start Extract
Fully agree that this is an effort that goes beyond changing a type parameter but I think we have a chance here to cooperate between the two projects. I would be happy to help out where I can.

I'm not sure at this point what exactly is feasible for reuse but I would imagine the Runner-related code to be useful as well for the interaction with the SDK Harness. There are some fundamental differences in the model, e.g. how windowing works, which might be challenging to work around.

Thanks,
Max

On 24.04.19 12:03, jincheng sun wrote:

Hi Kenn, I think you are right, the Python SDK harness can be shared to Flink, and also need to add some new primitive operations. Regarding runner-side, I think most of the code which in runners/java-fun- Execution is can be shared(but need some improvement, such as FnDataService), some of them cannot be shared, such as job submission code. So, we may need to set up a document to clearly analyze which ones can be shared, which ones can be shared but need to do some changes, and which ones are definitely cannot be shared.

Hi Max, Thanks for sharing your opinion, I also prefer to using beam Fn service as a library, also willing to do more efforts for this. From the view of the current code, abstracting Fn Service into a class library that other projects can rely on requires a lot of effort from the Beam community. Turn `WindowedValue<T>` into `T` is just the beginning of this effort. If the Beam community is willing on abstracting Fn Service into a class library that can be relied upon by other projects, I can try to draft a document, of course during this period may need a lot of help from you, Kenn, Lukasz, and the Beam community. (I am a recruit in the Beam community :-))

What do you think?

Regards,
Jincheng

Kenneth Knowles <[email protected] <mailto:[email protected]>> 于2019年4月24 日周三 上午3:32写道:

    It seems to me that the most valuable code to share and keep up with
    is the Python/Go/etc SDK harness; they would need to be enhanced
    with new primitive operations. So you would want to depend directly
    and share the original proto-generated classes too, which Beam
    publishes as separate artifacts for Java. Is the runner-side support
    code that valuable for direct integration into Flink? I would expect
    once you get past trivial wrappers (that you can copy/paste with no
    loss) you would hit differences in architecture so you would diverge
    anyhow.
end Extract
start Data records
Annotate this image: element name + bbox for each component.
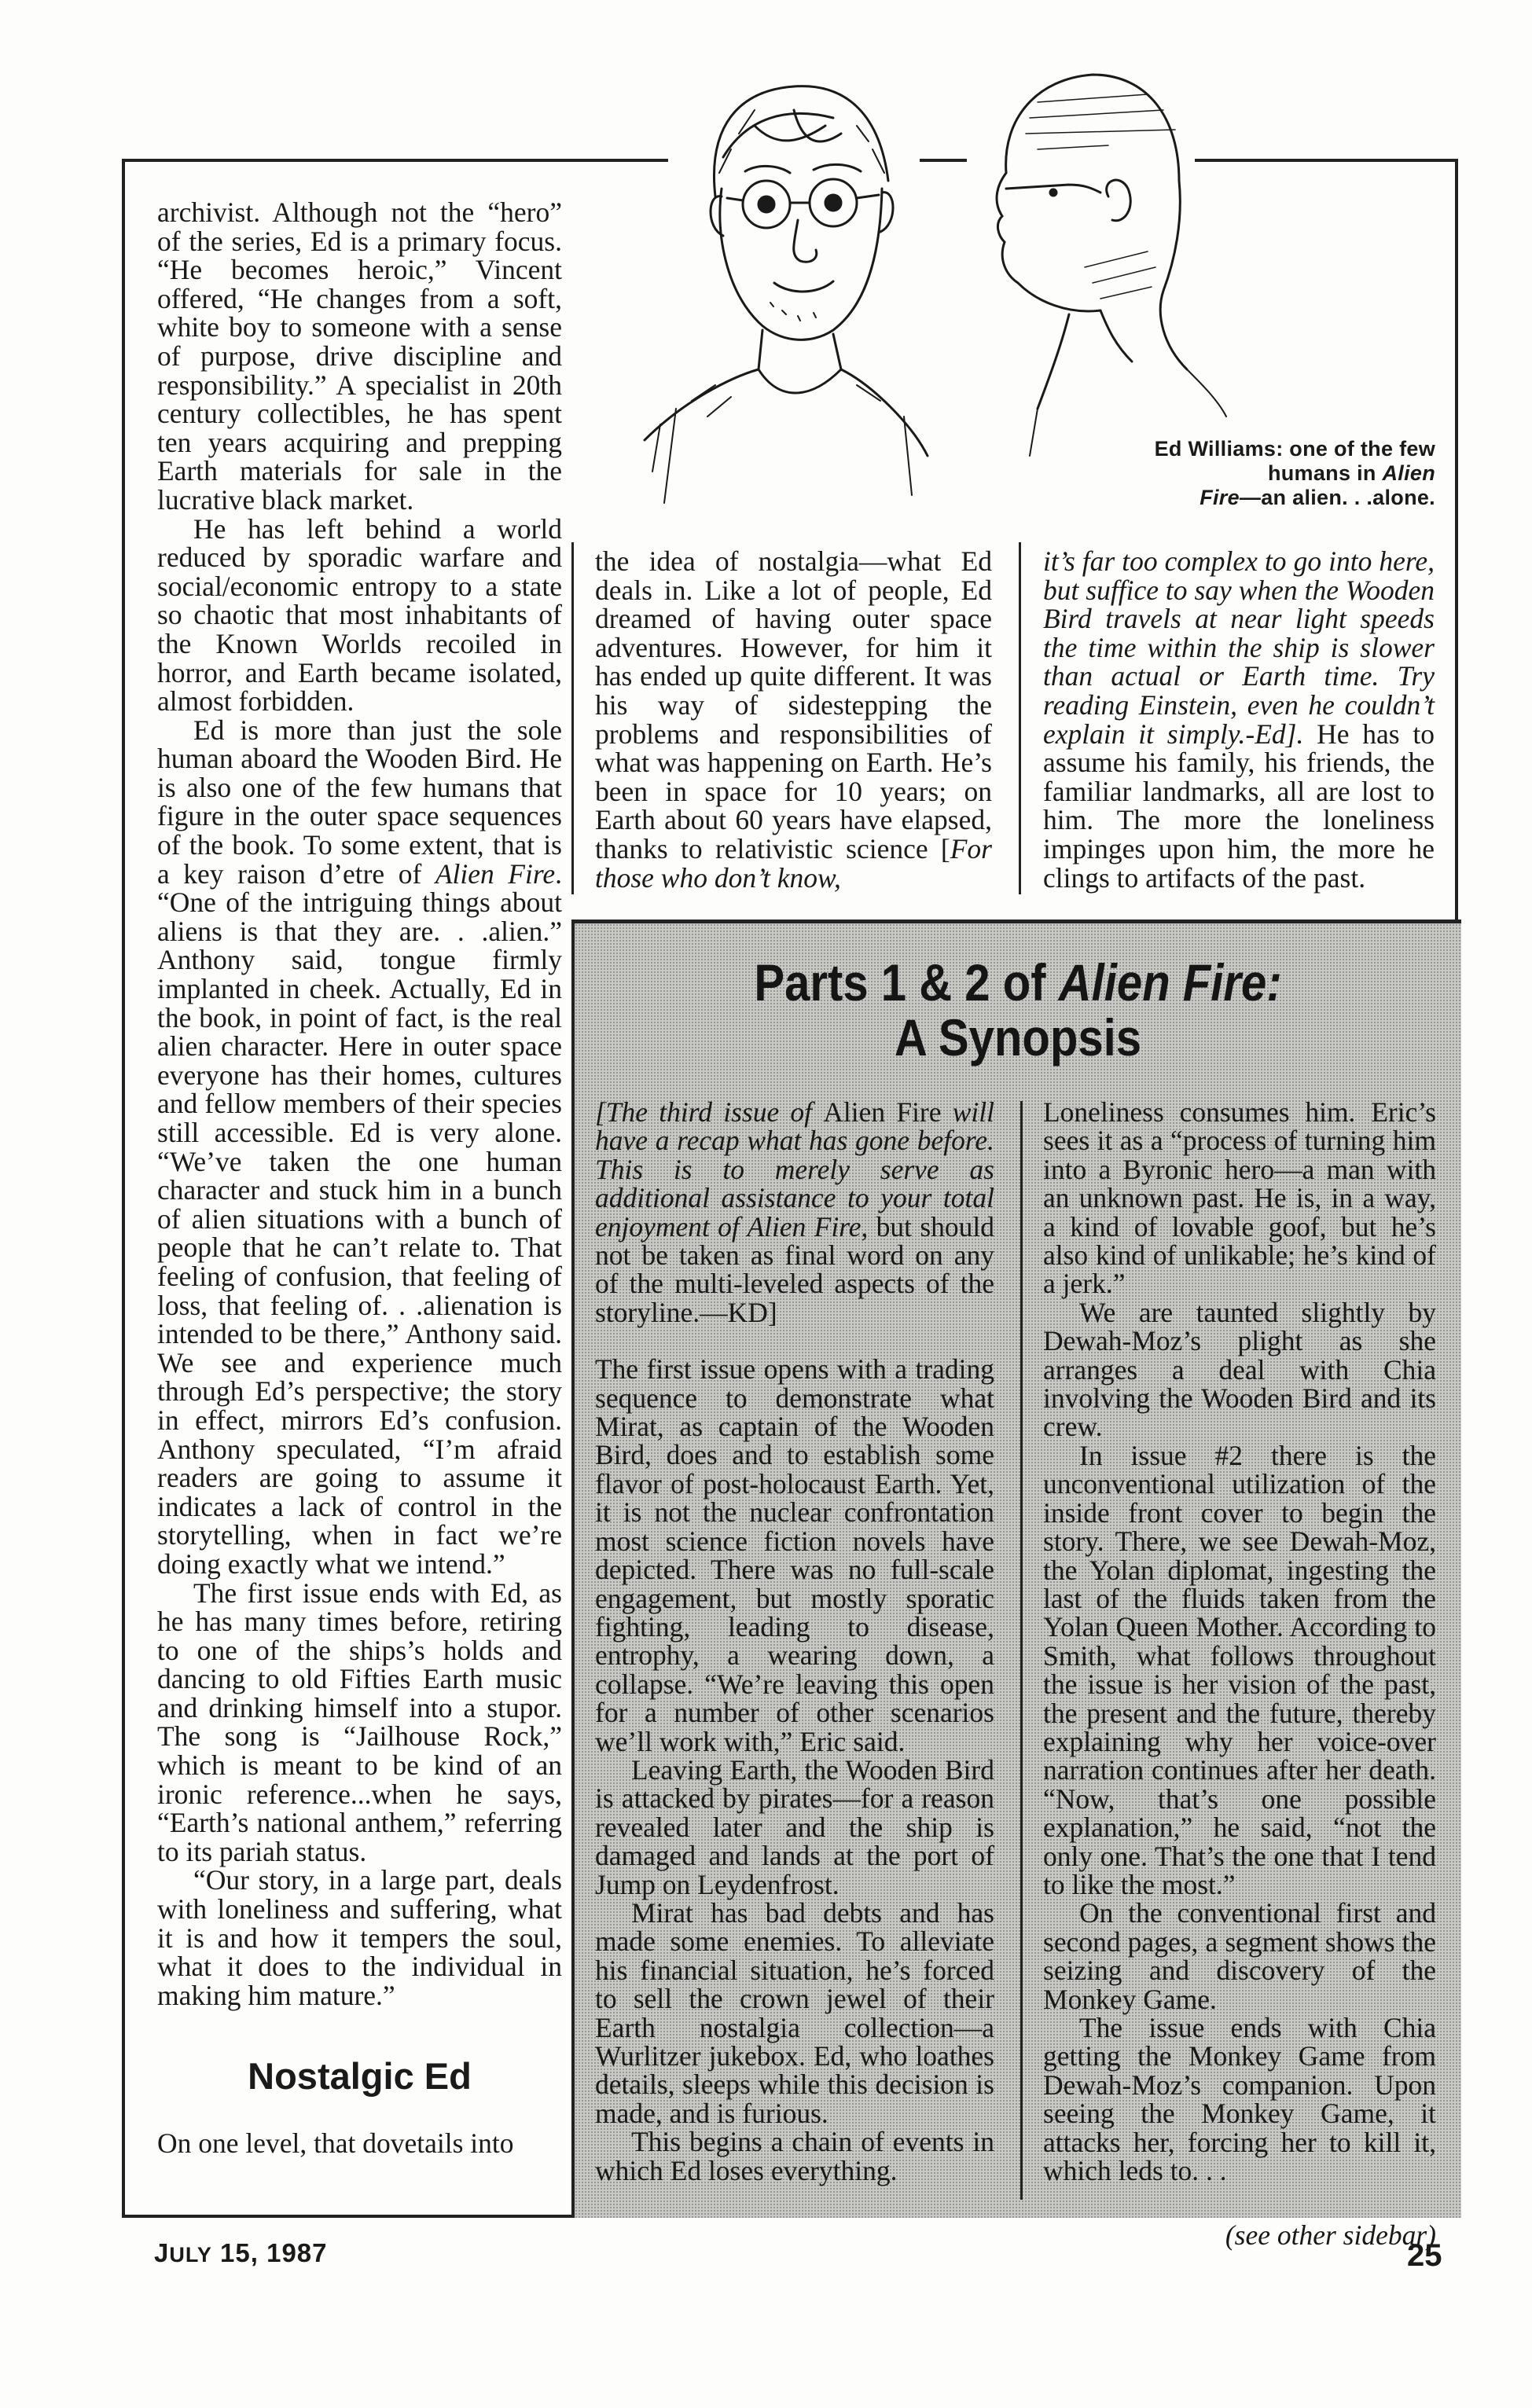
title-italic: Alien Fire: xyxy=(1059,953,1282,1011)
paragraph: The first issue ends with Ed, as he has … xyxy=(157,1579,562,1867)
note-italic: [The third issue of xyxy=(595,1096,823,1128)
paragraph: On the conventional first and second pag… xyxy=(1043,1899,1436,2013)
illustration-caption: Ed Williams: one of the few humans in Al… xyxy=(1085,437,1435,510)
synopsis-title: Parts 1 & 2 of Alien Fire: A Synopsis xyxy=(628,955,1409,1065)
title-text: A Synopsis xyxy=(895,1008,1141,1066)
left-column: archivist. Although not the “hero” of th… xyxy=(157,198,562,2158)
paragraph: The first issue opens with a trading seq… xyxy=(595,1355,994,1756)
paragraph: Mirat has bad debts and has made some en… xyxy=(595,1899,994,2127)
paragraph: This begins a chain of events in which E… xyxy=(595,2127,994,2185)
paragraph: On one level, that dovetails into xyxy=(157,2129,562,2158)
paragraph: He has left behind a world reduced by sp… xyxy=(157,515,562,716)
date-month: ULY xyxy=(169,2243,212,2267)
paragraph: We are taunted slightly by Dewah-Moz’s p… xyxy=(1043,1298,1436,1441)
caption-tail: —an alien. . .alone. xyxy=(1240,486,1435,509)
paragraph: it’s far too complex to go into here, bu… xyxy=(1043,547,1435,892)
note-roman: Alien Fire xyxy=(823,1096,941,1128)
issue-date: JULY 15, 1987 xyxy=(154,2238,328,2268)
caption-italic-title-2: Fire xyxy=(1200,486,1240,509)
column-rule xyxy=(1019,542,1021,894)
paragraph-text: the idea of nostalgia—what Ed deals in. … xyxy=(595,545,992,864)
editor-note: [The third issue of Alien Fire will have… xyxy=(595,1098,994,1327)
paragraph: In issue #2 there is the unconventional … xyxy=(1043,1441,1436,1900)
caption-italic-title: Alien xyxy=(1382,461,1435,485)
paragraph: Loneliness consumes him. Eric’s sees it … xyxy=(1043,1098,1436,1298)
right-column: it’s far too complex to go into here, bu… xyxy=(1043,547,1435,892)
section-subheading: Nostalgic Ed xyxy=(157,2057,562,2096)
synopsis-right-column: Loneliness consumes him. Eric’s sees it … xyxy=(1043,1098,1436,2250)
paragraph: Leaving Earth, the Wooden Bird is attack… xyxy=(595,1756,994,1899)
column-rule xyxy=(571,542,574,894)
paragraph: The issue ends with Chia getting the Mon… xyxy=(1043,2013,1436,2185)
column-rule xyxy=(1020,1101,1023,2200)
paragraph-text: . “One of the intriguing things about al… xyxy=(157,858,562,1580)
italic-title: Alien Fire xyxy=(435,858,555,890)
title-text: Parts 1 & 2 of xyxy=(754,953,1058,1011)
synopsis-left-column: [The third issue of Alien Fire will have… xyxy=(595,1098,994,2185)
middle-column: the idea of nostalgia—what Ed deals in. … xyxy=(595,547,992,892)
synopsis-sidebar: Parts 1 & 2 of Alien Fire: A Synopsis [T… xyxy=(571,920,1461,2218)
date-day-year: 15, 1987 xyxy=(212,2238,328,2267)
paragraph: Ed is more than just the sole human aboa… xyxy=(157,716,562,1579)
paragraph: “Our story, in a large part, deals with … xyxy=(157,1866,562,2010)
paragraph: the idea of nostalgia—what Ed deals in. … xyxy=(595,547,992,892)
date-initial: J xyxy=(154,2238,169,2267)
paragraph: archivist. Although not the “hero” of th… xyxy=(157,198,562,515)
see-other-sidebar-note: (see other sidebar) xyxy=(1043,2221,1436,2249)
page-number: 25 xyxy=(1407,2238,1442,2274)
end Data records
### What this exercise asks:
1. Could you echo the Beam and Flink thread word for word between "I'm not sure" and "cannot be shared.", inclusive?
2. Can you proceed with the Beam and Flink thread, picking up right after its last line?
None of this data is needed.

### Responses to the tasks:
1.
I'm not sure at this point what exactly is feasible for reuse but I would imagine the Runner-related code to be useful as well for the interaction with the SDK Harness. There are some fundamental differences in the model, e.g. how windowing works, which might be challenging to work around.

Thanks,
Max

On 24.04.19 12:03, jincheng sun wrote:

Hi Kenn, I think you are right, the Python SDK harness can be shared to Flink, and also need to add some new primitive operations. Regarding runner-side, I think most of the code which in runners/java-fun- Execution is can be shared(but need some improvement, such as FnDataService), some of them cannot be shared, such as job submission code. So, we may need to set up a document to clearly analyze which ones can be shared, which ones can be shared but need to do some changes, and which ones are definitely cannot be shared.

2.
    Kenn

    On Tue, Apr 23, 2019 at 5:32 AM Maximilian Michels <[email protected]
    <mailto:[email protected]>> wrote:

        Hi Jincheng,

        Copying code is a solution for the short term. In the long run
        I'd like
        the Fn services to be a library not only for the Beam
        portability layer
        but also for other projects which want to leverage it. We should
        thus
        make an effort to make it more generic/extensible where
        necessary and
        feasible.

        Since you are investigating reuse of Beam portability in the
        context of
        Flink, do you think it would make sense to setup a document
        where we
        collect ideas and challenges?

        Thanks,
        Max

        On 23.04.19 13:00, jincheng sun wrote:
         > Hi Reuven,
         >
         > I think you have provided an optional solution for other
        community which
         > wants to take advantage of Beam's existing
        achievements. Thank you very
         > much!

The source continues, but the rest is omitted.